What to do:
Your task is to copy every line of the entries that contains "ylabel".

Provided information:
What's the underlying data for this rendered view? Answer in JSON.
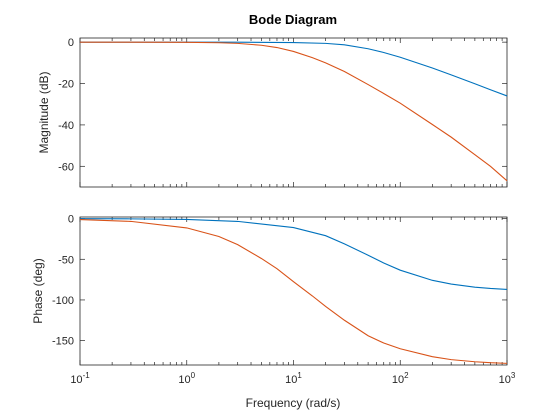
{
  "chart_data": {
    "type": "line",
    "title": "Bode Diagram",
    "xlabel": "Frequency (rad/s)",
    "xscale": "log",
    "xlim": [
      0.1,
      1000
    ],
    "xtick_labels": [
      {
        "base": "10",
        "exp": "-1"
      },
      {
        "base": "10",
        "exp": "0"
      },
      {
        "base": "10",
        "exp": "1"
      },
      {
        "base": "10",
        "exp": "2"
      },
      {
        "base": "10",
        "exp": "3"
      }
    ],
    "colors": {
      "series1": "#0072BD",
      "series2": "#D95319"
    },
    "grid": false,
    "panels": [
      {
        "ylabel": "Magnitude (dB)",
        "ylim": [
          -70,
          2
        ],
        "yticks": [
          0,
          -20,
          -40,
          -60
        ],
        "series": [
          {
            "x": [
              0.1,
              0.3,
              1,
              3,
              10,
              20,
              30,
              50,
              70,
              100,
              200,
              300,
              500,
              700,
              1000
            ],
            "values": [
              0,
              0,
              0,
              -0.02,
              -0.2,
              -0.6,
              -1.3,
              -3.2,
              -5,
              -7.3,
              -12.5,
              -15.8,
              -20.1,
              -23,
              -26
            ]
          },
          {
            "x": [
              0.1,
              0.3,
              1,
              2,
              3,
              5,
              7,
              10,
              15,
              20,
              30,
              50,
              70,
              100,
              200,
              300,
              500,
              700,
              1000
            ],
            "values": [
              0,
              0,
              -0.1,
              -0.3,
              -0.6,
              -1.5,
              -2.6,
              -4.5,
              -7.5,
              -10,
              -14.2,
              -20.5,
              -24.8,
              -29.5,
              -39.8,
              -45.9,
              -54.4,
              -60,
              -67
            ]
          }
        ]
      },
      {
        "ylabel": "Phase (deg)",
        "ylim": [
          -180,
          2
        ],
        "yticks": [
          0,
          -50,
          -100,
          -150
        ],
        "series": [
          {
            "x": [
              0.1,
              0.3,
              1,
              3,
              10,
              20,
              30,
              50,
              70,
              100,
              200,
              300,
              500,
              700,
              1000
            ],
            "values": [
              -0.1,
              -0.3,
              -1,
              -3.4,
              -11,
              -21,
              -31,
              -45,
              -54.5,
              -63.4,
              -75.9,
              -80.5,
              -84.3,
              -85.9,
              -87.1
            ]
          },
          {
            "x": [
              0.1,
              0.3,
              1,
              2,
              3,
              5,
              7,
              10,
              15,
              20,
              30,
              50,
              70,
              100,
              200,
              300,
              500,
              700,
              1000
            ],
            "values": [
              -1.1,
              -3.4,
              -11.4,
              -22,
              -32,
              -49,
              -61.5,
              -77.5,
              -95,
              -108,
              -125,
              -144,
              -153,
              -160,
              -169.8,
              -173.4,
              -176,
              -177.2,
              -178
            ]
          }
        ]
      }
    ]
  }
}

Written response:
        "ylabel": "Magnitude (dB)",
        "ylabel": "Phase (deg)",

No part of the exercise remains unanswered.